### Direction 1
In the dataset entries, begin at the line that has "low-temp-label: 5 bbox=[984, 313, 999, 338]" and stop after the line that has "high-temp-point bbox=[862, 239, 877, 253]". Give back only those lines, swapping "high-temp-point" for "max-temp-point" and leaving everything else unchanged.

### Passage given
— Begin —

On that same holy Easter night, the queen had brought forth to the king a daughter, called Eanfled.
The king, in the presence of Bishop Paulinus, gave thanks to his gods for the birth of his daughter;
and the bishop, on his part, began to give thanks to Christ, and to tell the king, that by his prayers
to Him he had obtained that the queen should bring forth the child in safety, and without grievous
pain. The king, delighted with his words, promised, that if God would grant him life and victory
over the king by whom the murderer who had wounded him had been sent, he would renounce his
idols, and serve Christ; and as a pledge that he would perform his promise, he delivered up that
same daughter to Bishop Paulinus, to be consecrated to Christ. She was the first to be baptized of
the nation of the Northumbrians, and she received Baptism on the holy day of Pentecost, along
with eleven others of her house. At that time, the king, being recovered of the wound which he had
received, raised an army and marched against the nation of the West-Saxons; and engaging in war,
either slew or received in surrender all those of whom he learned that they had conspired to murder
him. So he returned victorious into his own country, but he would not immediately and unadvisedly
embrace the mysteries of the Christian faith, though he no longer worshipped idols, ever since he
made the promise that he would serve Christ; but first took heed earnestly to be instructed at leisure
by the venerable Paulinus, in the knowledge of faith, and to confer with such as he knew to be the
wisest of his chief men, inquiring what they thought was fittest to be done in that case. And being
a man of great natural sagacity, he often sat alone by himself a long time in silence, deliberating
in the depths of his heart how he should proceed, and to which religion he should adhere.

— End —

### Rows from a dataset

— Begin —

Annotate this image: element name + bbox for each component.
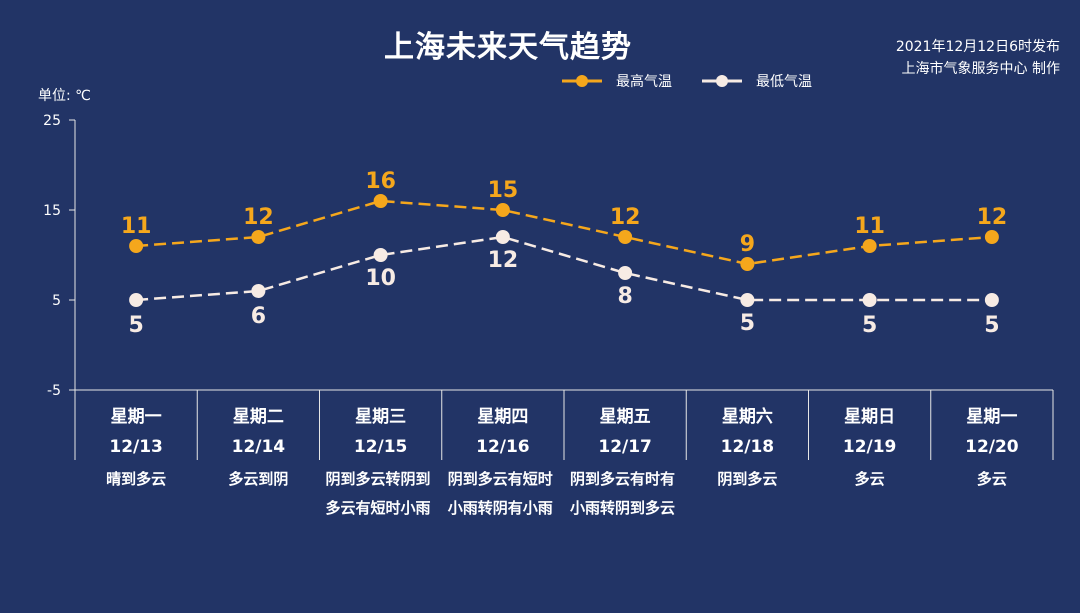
low-temp-label: 5 bbox=[984, 313, 999, 338]
high-temp-point bbox=[373, 194, 388, 208]
unit-label: 单位: ℃ bbox=[38, 88, 91, 104]
page-title: 上海未来天气趋势 bbox=[384, 30, 632, 65]
legend-high-dot bbox=[576, 75, 588, 87]
high-temp-point bbox=[862, 239, 877, 253]
high-temp-point bbox=[984, 230, 999, 244]
date-label: 12/16 bbox=[476, 437, 530, 457]
low-temp-point bbox=[495, 230, 510, 244]
chart-legend: 最高气温 最低气温 bbox=[562, 70, 842, 92]
low-temp-label: 5 bbox=[862, 313, 877, 338]
date-label: 12/13 bbox=[109, 437, 163, 457]
high-temp-label: 12 bbox=[610, 205, 641, 230]
date-label: 12/18 bbox=[721, 437, 775, 457]
high-temp-label: 12 bbox=[243, 205, 274, 230]
legend-high-marker-icon bbox=[562, 75, 602, 87]
issue-info: 2021年12月12日6时发布 上海市气象服务中心 制作 bbox=[896, 36, 1060, 80]
high-temp-label: 9 bbox=[740, 232, 755, 257]
weekday-label: 星期一 bbox=[966, 407, 1017, 427]
low-temp-label: 5 bbox=[128, 313, 143, 338]
weekday-label: 星期五 bbox=[600, 407, 651, 427]
high-temp-label: 11 bbox=[121, 214, 152, 239]
weather-label: 晴到多云 bbox=[106, 470, 166, 488]
weather-label: 阴到多云有短时小雨转阴有小雨 bbox=[448, 470, 553, 517]
low-temp-point bbox=[251, 284, 266, 298]
low-temp-point bbox=[862, 293, 877, 307]
low-temp-point bbox=[129, 293, 144, 307]
date-label: 12/20 bbox=[965, 437, 1019, 457]
legend-low-marker-icon bbox=[702, 75, 742, 87]
date-label: 12/17 bbox=[598, 437, 652, 457]
low-temp-label: 6 bbox=[251, 304, 266, 329]
weekday-label: 星期三 bbox=[355, 407, 406, 427]
weather-label: 多云 bbox=[977, 470, 1007, 488]
low-temp-label: 10 bbox=[365, 266, 396, 291]
high-temp-line bbox=[136, 199, 992, 266]
high-temp-label: 11 bbox=[854, 214, 885, 239]
high-temp-point bbox=[251, 230, 266, 244]
weekday-label: 星期一 bbox=[111, 407, 162, 427]
weather-label: 阴到多云有时有小雨转阴到多云 bbox=[570, 470, 675, 517]
low-temp-label: 8 bbox=[617, 284, 632, 309]
date-label: 12/14 bbox=[232, 437, 286, 457]
date-label: 12/19 bbox=[843, 437, 897, 457]
weather-label: 多云到阴 bbox=[228, 470, 288, 488]
high-temp-point bbox=[129, 239, 144, 253]
weekday-label: 星期四 bbox=[477, 407, 528, 427]
legend-high-label: 最高气温 bbox=[616, 74, 672, 90]
high-temp-point bbox=[740, 257, 755, 271]
legend-item-low[interactable]: 最低气温 bbox=[702, 71, 812, 91]
low-temp-point bbox=[373, 248, 388, 262]
high-temp-label: 15 bbox=[488, 178, 519, 203]
low-temp-point bbox=[740, 293, 755, 307]
weather-label: 阴到多云 bbox=[717, 470, 777, 488]
legend-low-dot bbox=[716, 75, 728, 87]
issue-producer: 上海市气象服务中心 制作 bbox=[901, 61, 1060, 77]
weekday-label: 星期二 bbox=[233, 407, 284, 427]
legend-low-label: 最低气温 bbox=[756, 74, 812, 90]
y-tick-label: -5 bbox=[47, 383, 61, 399]
low-temp-label: 12 bbox=[488, 248, 519, 273]
weather-label: 阴到多云转阴到多云有短时小雨 bbox=[326, 470, 431, 517]
low-temp-point bbox=[618, 266, 633, 280]
weather-label: 多云 bbox=[855, 470, 885, 488]
high-temp-point bbox=[495, 203, 510, 217]
y-tick-label: 5 bbox=[52, 293, 61, 309]
legend-item-high[interactable]: 最高气温 bbox=[562, 71, 672, 91]
high-temp-label: 16 bbox=[365, 169, 396, 194]
weekday-label: 星期日 bbox=[844, 407, 895, 427]
issue-time: 2021年12月12日6时发布 bbox=[895, 39, 1060, 55]
high-temp-label: 12 bbox=[977, 205, 1008, 230]
weekday-label: 星期六 bbox=[722, 406, 773, 427]
y-tick-label: 15 bbox=[43, 203, 61, 219]
high-temp-point bbox=[618, 230, 633, 244]
low-temp-line bbox=[136, 235, 992, 302]
low-temp-label: 5 bbox=[740, 311, 755, 336]
low-temp-point bbox=[984, 293, 999, 307]
date-label: 12/15 bbox=[354, 437, 408, 457]
y-tick-label: 25 bbox=[43, 113, 61, 129]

— End —

### Direction 2
Answer these about the passage on the king and Bishop Paulinus:
(a) What was the daughter born on Easter night called?
(b) On what holy day did she receive Baptism?
(c) Against which nation did the king raise an army and march?

### Expected answer 1
low-temp-label: 5 bbox=[984, 313, 999, 338]
max-temp-point bbox=[373, 194, 388, 208]
unit-label: 单位: ℃ bbox=[38, 88, 91, 104]
page-title: 上海未来天气趋势 bbox=[384, 30, 632, 65]
legend-high-dot bbox=[576, 75, 588, 87]
max-temp-point bbox=[862, 239, 877, 253]

### Expected answer 2
(a) Eanfled
(b) The holy day of Pentecost
(c) The West-Saxons